- SOURCE MATERIAL
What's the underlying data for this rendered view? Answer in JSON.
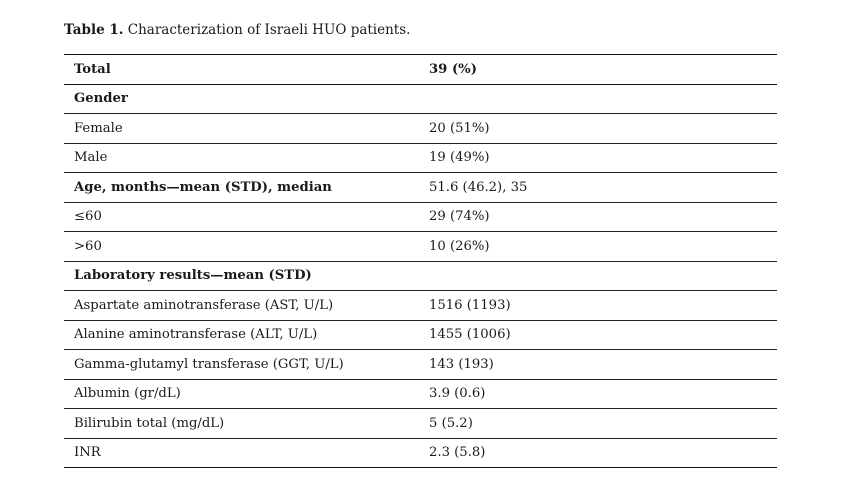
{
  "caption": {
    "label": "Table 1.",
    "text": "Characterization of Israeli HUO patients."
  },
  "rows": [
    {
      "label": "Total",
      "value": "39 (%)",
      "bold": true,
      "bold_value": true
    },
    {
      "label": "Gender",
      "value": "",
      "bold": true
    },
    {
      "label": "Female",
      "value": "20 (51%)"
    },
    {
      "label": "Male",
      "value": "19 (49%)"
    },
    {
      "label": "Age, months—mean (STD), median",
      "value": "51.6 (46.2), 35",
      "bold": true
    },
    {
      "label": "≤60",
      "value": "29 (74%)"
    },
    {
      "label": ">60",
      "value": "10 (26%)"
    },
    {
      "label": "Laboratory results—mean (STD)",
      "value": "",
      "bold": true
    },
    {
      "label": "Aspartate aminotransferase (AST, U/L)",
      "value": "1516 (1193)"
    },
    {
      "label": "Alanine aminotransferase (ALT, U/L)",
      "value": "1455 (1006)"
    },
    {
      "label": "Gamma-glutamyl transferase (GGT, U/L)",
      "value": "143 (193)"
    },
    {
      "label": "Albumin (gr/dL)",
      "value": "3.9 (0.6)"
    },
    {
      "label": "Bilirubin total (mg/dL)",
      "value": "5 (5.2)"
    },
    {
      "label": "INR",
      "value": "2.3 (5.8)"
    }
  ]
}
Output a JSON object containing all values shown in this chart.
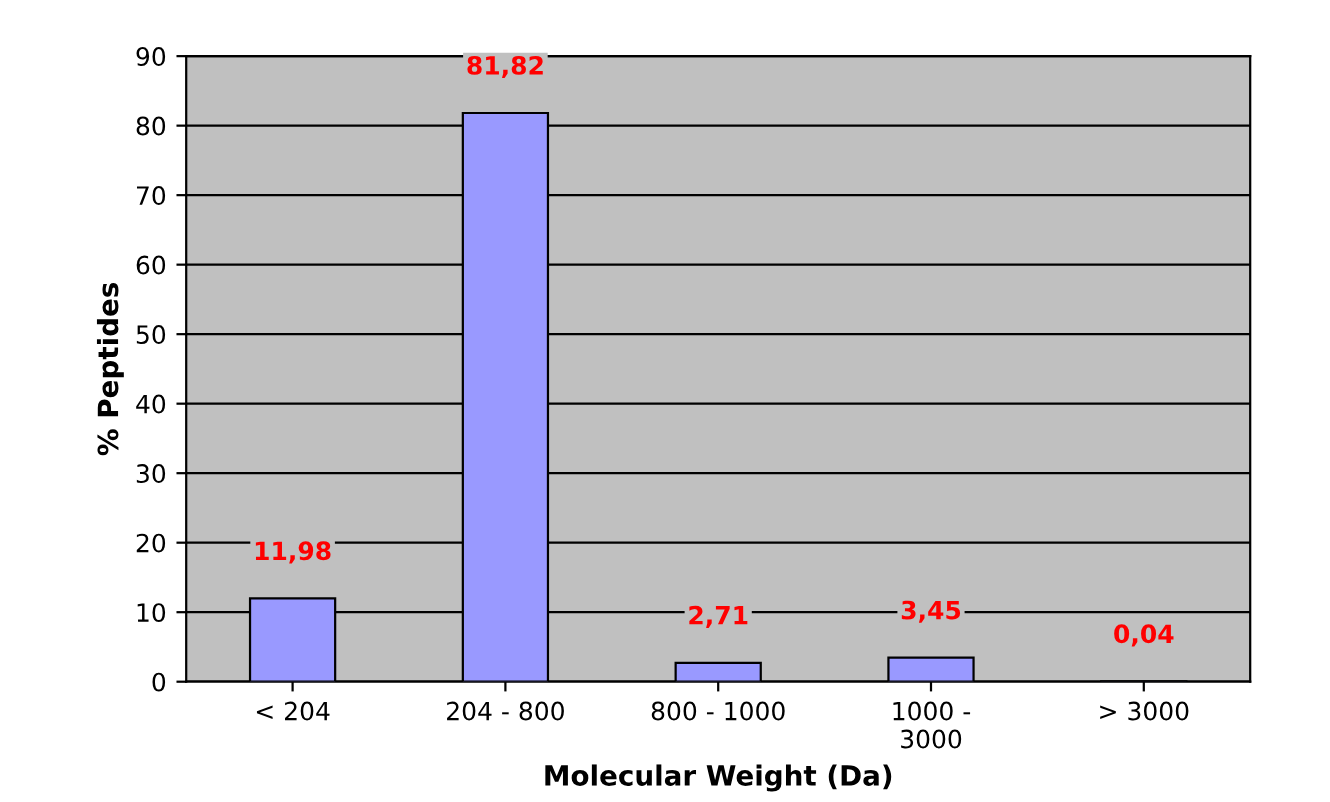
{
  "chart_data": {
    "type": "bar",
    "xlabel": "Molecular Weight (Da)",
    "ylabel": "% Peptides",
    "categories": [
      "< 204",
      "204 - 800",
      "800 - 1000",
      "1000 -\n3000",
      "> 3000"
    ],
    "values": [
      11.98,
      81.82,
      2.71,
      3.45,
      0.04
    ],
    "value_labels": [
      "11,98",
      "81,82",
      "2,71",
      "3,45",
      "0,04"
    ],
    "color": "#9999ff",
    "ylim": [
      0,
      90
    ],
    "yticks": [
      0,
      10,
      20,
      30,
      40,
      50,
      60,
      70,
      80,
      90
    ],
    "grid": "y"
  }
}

- WHAT TO WORK ON
Give the number of lines above containing the word "JSON", with no other text.

- ANSWER SECTION
2